• Problem description: Continue the comment thread on tail recursion and the fold-left implementation, starting after its final comment.

• Source document:
■ ■ ■

There aren't many problems where this would make a difference (a challenge to readers is to come up with a program that runs fine with the unrolled loop but causes a stack overflow with the straightforward implementation), but depending on how extreme your position on tail recursion is, this might be worthwhile.

A. V. said...

The straightforward implementation also allows to re-use single stack frame, instead allocating new one for every call.

The version compiler would generation, by replacing the recursive call with assignment to the parameters in the current stack frame and goto the beginning of the function body:

(defun fold-left (f init list)
(loop
(if (null list)
(return init)
(setf f f
init (funcall f init (car list))
list (cdr list))))))

A. V. said...

(sorry for the typos - "instead of", "would generate", I wanted to say)

■ ■ ■

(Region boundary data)
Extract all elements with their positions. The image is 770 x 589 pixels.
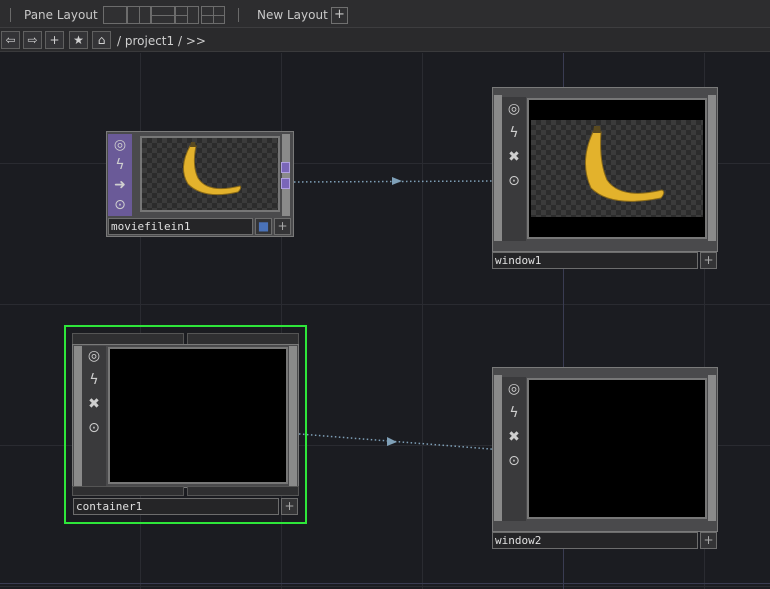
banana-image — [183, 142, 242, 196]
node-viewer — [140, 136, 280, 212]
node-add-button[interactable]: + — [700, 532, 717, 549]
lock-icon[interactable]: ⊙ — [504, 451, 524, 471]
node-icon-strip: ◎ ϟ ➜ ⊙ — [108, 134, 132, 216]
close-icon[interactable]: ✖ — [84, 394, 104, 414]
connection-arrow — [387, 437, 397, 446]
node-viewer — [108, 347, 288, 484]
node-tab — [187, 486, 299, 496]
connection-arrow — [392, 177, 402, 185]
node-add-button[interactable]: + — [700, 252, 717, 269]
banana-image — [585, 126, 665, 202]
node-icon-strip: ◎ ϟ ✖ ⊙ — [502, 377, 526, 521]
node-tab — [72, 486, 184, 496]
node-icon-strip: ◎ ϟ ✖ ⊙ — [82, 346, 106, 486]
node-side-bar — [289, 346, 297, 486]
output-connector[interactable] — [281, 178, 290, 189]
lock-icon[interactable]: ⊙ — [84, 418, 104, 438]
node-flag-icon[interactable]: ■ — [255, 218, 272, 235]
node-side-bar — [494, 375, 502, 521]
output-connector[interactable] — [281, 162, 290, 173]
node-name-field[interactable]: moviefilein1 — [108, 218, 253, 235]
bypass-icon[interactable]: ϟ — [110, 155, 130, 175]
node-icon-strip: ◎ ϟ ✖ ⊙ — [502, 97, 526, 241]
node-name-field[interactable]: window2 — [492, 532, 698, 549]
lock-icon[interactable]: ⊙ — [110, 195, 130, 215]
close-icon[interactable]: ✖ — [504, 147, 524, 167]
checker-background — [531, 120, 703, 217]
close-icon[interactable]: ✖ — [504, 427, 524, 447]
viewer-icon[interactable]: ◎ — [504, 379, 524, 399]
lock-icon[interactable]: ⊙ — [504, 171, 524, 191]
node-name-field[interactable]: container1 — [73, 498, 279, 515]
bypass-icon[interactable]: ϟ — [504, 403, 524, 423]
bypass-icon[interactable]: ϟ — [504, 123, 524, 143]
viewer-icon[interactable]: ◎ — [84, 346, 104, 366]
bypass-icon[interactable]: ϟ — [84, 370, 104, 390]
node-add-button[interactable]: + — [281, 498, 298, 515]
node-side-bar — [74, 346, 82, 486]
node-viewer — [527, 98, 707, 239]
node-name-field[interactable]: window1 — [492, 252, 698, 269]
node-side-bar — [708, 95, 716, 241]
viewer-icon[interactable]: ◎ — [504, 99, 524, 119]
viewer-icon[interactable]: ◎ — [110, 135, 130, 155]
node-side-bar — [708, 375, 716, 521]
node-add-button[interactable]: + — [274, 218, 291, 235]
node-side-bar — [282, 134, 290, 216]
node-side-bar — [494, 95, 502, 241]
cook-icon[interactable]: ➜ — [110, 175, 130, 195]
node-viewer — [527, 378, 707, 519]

■ ■ ■

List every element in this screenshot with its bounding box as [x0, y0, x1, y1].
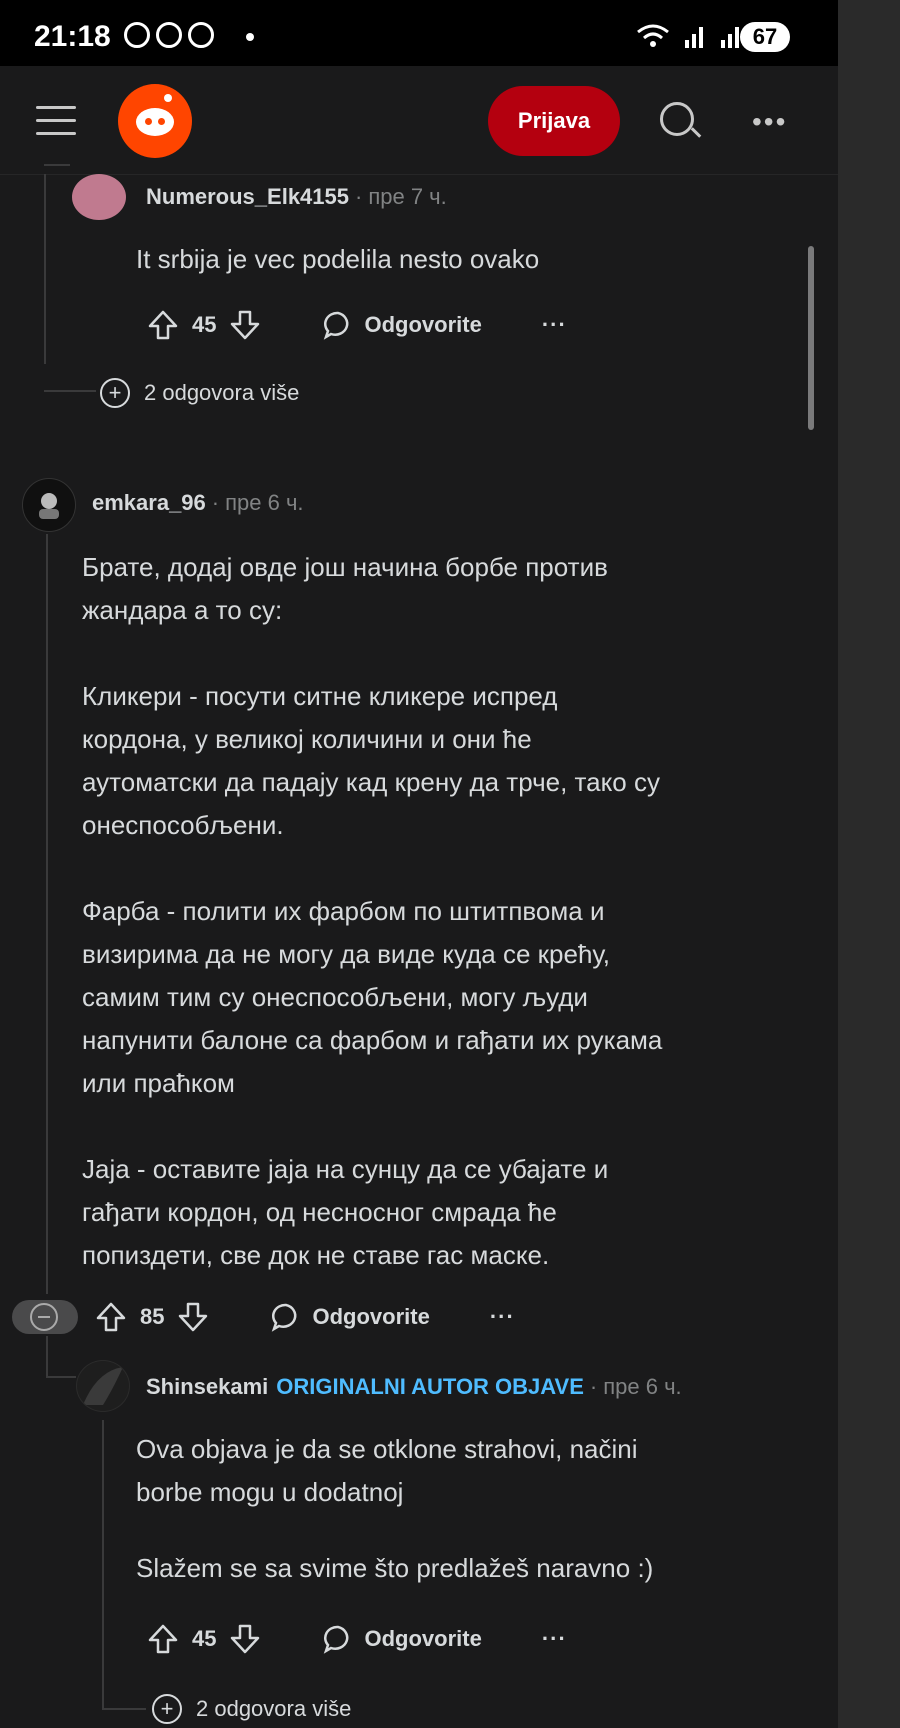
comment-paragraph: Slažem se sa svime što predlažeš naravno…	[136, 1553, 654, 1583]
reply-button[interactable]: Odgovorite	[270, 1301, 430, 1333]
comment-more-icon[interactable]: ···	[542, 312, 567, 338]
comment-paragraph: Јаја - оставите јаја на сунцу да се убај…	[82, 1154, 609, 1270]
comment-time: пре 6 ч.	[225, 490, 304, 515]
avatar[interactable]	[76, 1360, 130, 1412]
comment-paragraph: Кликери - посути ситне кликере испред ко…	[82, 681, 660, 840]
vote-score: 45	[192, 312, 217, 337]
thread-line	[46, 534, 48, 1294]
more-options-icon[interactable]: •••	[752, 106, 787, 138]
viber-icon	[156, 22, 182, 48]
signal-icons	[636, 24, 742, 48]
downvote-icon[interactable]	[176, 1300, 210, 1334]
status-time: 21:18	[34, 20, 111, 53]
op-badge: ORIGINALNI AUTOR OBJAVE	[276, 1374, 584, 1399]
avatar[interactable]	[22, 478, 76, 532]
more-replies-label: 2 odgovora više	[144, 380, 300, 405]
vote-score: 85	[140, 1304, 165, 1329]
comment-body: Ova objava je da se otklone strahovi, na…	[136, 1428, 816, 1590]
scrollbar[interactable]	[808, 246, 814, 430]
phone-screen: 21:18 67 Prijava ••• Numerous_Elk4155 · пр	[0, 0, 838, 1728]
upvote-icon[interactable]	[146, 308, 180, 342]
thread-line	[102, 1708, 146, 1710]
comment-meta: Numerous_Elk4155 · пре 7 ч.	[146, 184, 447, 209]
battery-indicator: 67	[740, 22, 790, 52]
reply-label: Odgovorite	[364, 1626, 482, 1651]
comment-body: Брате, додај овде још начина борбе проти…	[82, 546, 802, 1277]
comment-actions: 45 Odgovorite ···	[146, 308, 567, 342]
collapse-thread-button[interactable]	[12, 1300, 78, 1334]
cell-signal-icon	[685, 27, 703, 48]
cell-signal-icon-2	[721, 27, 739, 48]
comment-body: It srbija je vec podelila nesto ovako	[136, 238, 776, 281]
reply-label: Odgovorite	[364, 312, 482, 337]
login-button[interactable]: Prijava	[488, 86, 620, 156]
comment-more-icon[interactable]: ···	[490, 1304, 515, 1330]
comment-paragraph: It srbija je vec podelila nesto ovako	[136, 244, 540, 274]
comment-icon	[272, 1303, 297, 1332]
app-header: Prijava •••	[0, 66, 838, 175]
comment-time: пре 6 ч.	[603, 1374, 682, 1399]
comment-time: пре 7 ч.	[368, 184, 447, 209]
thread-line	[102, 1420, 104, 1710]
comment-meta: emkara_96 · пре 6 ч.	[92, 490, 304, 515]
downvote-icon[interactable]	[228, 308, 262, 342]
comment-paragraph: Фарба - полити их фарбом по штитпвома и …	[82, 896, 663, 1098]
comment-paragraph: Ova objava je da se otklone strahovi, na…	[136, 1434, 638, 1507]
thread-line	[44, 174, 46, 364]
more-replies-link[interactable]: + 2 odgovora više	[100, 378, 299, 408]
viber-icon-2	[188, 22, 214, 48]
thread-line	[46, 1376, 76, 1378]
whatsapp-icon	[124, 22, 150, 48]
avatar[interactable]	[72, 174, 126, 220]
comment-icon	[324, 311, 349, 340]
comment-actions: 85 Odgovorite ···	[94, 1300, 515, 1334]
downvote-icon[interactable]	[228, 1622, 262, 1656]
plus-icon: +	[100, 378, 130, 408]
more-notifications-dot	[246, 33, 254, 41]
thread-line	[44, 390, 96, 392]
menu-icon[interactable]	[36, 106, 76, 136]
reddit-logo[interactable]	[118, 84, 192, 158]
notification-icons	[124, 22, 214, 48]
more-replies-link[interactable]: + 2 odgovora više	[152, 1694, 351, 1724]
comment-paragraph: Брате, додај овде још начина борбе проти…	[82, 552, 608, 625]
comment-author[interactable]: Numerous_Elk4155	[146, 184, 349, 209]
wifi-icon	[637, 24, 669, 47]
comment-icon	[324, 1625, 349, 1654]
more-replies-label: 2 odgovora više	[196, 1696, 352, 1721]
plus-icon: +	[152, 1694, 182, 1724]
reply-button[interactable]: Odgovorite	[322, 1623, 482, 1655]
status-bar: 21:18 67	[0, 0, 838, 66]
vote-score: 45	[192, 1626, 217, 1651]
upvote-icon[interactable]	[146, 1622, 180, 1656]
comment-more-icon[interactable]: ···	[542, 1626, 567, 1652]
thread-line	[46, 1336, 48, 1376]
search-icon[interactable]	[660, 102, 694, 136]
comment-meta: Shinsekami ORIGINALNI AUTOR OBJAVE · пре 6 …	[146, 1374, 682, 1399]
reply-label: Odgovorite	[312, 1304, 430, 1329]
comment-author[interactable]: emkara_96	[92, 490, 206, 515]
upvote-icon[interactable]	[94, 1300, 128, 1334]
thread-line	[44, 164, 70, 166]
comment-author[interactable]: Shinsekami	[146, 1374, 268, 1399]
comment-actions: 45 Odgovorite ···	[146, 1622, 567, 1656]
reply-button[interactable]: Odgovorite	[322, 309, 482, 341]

■ ■ ■

• Result of the exercise:
Joe Marshall said...

Here is code that can test if your implementation of fold-left is tail-recursive on its last call:

(defun testit (n)
..(if (zerop n)
......t
......(fold-left #'cl:funcall #'testit (list (- n 1)))))

If fold-left is tail-recursive on its last call, then this function will be tail-recursive and (testit 1000000) will run to completion. If fold-left is not tail-recursive, (testit 1000000) will likely overflow the stack.

A. V. said...

Ah, you mean recursion through F, when F calls FOLD-LEFT...